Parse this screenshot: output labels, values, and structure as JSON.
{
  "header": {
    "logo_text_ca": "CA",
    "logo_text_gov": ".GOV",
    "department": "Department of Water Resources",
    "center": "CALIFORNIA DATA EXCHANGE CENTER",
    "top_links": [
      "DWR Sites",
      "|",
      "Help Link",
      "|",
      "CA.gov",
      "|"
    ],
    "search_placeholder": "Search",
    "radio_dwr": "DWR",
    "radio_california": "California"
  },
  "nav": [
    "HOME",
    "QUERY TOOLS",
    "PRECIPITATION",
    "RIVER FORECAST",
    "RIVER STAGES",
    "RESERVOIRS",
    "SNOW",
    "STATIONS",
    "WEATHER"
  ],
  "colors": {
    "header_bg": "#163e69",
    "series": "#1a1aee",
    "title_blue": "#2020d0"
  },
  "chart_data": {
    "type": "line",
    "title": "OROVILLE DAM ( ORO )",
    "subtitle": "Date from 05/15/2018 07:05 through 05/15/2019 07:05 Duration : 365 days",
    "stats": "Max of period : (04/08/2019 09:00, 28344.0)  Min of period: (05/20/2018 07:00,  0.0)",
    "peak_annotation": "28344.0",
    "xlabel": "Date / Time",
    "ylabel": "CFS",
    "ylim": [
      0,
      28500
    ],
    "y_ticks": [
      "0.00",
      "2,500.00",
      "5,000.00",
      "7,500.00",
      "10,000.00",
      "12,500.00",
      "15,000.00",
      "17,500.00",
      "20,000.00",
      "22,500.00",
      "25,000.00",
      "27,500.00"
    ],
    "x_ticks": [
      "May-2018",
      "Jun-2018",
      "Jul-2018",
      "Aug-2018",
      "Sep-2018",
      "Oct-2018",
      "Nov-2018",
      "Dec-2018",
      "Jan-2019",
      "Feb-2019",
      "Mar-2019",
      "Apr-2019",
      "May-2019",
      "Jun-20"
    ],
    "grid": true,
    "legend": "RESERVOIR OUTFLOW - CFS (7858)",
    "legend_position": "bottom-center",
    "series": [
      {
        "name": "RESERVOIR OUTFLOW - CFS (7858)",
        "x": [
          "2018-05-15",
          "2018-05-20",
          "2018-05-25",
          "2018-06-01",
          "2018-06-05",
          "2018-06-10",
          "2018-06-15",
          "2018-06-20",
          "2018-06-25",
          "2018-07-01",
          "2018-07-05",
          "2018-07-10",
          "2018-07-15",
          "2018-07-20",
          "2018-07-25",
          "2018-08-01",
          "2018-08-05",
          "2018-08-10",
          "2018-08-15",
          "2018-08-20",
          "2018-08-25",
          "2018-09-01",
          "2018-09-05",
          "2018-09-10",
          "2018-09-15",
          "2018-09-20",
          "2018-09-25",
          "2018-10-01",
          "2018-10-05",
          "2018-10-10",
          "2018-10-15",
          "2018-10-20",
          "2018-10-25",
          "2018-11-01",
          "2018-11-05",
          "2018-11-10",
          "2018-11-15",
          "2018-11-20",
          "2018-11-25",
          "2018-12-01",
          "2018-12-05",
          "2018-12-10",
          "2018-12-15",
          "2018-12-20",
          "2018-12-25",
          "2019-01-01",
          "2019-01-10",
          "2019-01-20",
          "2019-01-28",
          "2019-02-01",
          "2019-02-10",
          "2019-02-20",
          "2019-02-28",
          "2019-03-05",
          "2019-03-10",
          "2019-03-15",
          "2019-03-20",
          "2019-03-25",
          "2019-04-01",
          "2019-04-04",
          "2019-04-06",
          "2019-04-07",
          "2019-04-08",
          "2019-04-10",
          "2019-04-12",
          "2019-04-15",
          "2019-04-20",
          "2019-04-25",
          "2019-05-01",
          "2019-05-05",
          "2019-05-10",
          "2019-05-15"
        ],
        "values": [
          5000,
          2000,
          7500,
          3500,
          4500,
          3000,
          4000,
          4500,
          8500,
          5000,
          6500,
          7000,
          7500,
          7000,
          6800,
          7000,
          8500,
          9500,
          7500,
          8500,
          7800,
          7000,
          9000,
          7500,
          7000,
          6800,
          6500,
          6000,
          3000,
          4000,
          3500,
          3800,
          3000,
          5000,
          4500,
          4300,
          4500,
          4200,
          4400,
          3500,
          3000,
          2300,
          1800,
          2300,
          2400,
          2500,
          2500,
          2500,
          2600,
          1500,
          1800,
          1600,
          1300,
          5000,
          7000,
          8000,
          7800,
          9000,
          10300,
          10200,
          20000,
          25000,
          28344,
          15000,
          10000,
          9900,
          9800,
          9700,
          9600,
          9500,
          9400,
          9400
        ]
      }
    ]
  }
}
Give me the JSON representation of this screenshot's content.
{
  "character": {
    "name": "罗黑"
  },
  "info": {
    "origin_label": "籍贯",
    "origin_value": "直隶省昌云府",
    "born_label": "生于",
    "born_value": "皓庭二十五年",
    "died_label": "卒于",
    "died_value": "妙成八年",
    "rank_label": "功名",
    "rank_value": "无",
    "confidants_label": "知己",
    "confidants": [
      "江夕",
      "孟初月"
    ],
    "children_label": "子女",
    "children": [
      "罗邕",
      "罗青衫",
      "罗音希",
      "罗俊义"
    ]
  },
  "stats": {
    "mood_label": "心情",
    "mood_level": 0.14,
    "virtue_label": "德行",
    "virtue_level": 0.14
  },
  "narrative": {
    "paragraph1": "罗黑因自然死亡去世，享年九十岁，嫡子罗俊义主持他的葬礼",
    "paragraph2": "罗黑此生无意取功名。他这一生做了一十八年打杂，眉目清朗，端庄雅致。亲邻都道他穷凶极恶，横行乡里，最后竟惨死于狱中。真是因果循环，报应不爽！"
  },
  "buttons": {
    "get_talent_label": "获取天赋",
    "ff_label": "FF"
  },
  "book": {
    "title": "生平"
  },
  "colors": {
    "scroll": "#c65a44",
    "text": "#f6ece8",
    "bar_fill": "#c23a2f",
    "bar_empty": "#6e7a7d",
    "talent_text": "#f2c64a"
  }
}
------------------------------
- _What you should do_
Count every line in the preceding entries where the string "name" appears, then state only the total.

- _Response to this task_
2